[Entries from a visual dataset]
━━━━━━━━━━━━━━━━━━━━━━━━━━━━━━

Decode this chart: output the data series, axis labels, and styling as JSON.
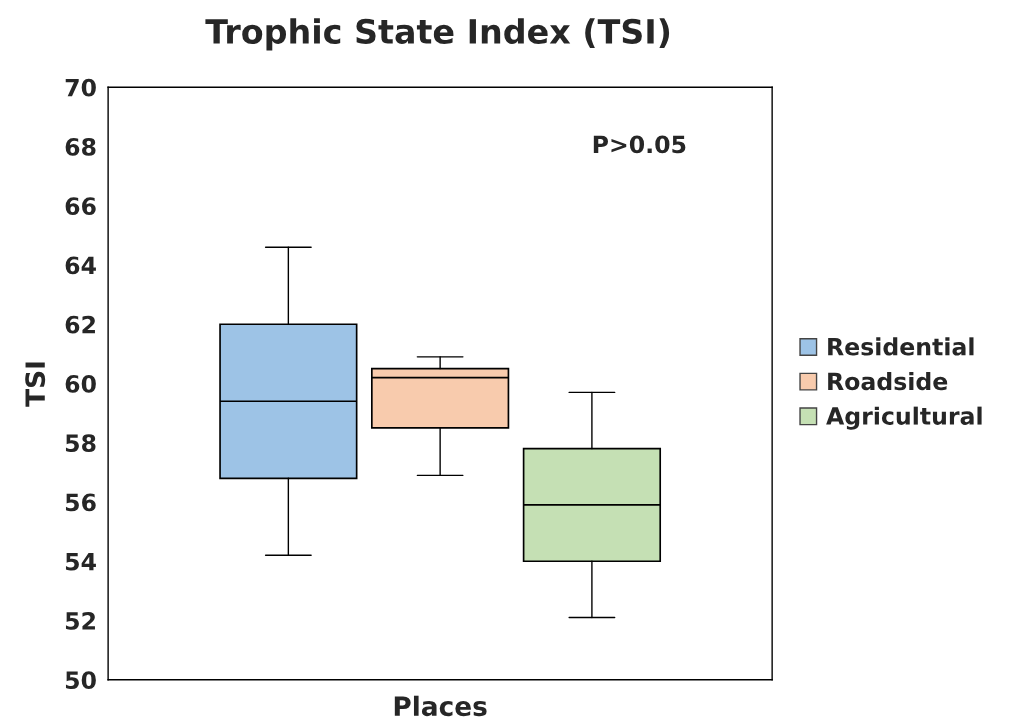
{
  "chart_data": {
    "type": "box",
    "title": "Trophic State Index (TSI)",
    "xlabel": "Places",
    "ylabel": "TSI",
    "categories": [
      null
    ],
    "series": [
      {
        "name": "Residential",
        "color": "#9dc3e6",
        "boxes": [
          {
            "low": 54.2,
            "q1": 56.8,
            "median": 59.4,
            "q3": 62.0,
            "high": 64.6
          }
        ]
      },
      {
        "name": "Roadside",
        "color": "#f8cbad",
        "boxes": [
          {
            "low": 56.9,
            "q1": 58.5,
            "median": 60.2,
            "q3": 60.5,
            "high": 60.9
          }
        ]
      },
      {
        "name": "Agricultural",
        "color": "#c5e0b4",
        "boxes": [
          {
            "low": 52.1,
            "q1": 54.0,
            "median": 55.9,
            "q3": 57.8,
            "high": 59.7
          }
        ]
      }
    ],
    "ylim": [
      50,
      70
    ],
    "yticks": [
      50,
      52,
      54,
      56,
      58,
      60,
      62,
      64,
      66,
      68,
      70
    ],
    "annotations": [
      "P>0.05"
    ],
    "legend": "right",
    "grid": false
  }
}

━━━━━━━━━━━━━━━━━━━━━━━━━━━━━━

→ **WORK TO DO**:
Copy the listing over exactly, skipping the pictures it holds.

→ **ANSWER FOR THIS EXERCISE**:
Decode this chart: output the data series, axis labels, and styling as JSON.
{
  "chart_data": {
    "type": "box",
    "title": "Trophic State Index (TSI)",
    "xlabel": "Places",
    "ylabel": "TSI",
    "categories": [
      null
    ],
    "series": [
      {
        "name": "Residential",
        "color": "#9dc3e6",
        "boxes": [
          {
            "low": 54.2,
            "q1": 56.8,
            "median": 59.4,
            "q3": 62.0,
            "high": 64.6
          }
        ]
      },
      {
        "name": "Roadside",
        "color": "#f8cbad",
        "boxes": [
          {
            "low": 56.9,
            "q1": 58.5,
            "median": 60.2,
            "q3": 60.5,
            "high": 60.9
          }
        ]
      },
      {
        "name": "Agricultural",
        "color": "#c5e0b4",
        "boxes": [
          {
            "low": 52.1,
            "q1": 54.0,
            "median": 55.9,
            "q3": 57.8,
            "high": 59.7
          }
        ]
      }
    ],
    "ylim": [
      50,
      70
    ],
    "yticks": [
      50,
      52,
      54,
      56,
      58,
      60,
      62,
      64,
      66,
      68,
      70
    ],
    "annotations": [
      "P>0.05"
    ],
    "legend": "right",
    "grid": false
  }
}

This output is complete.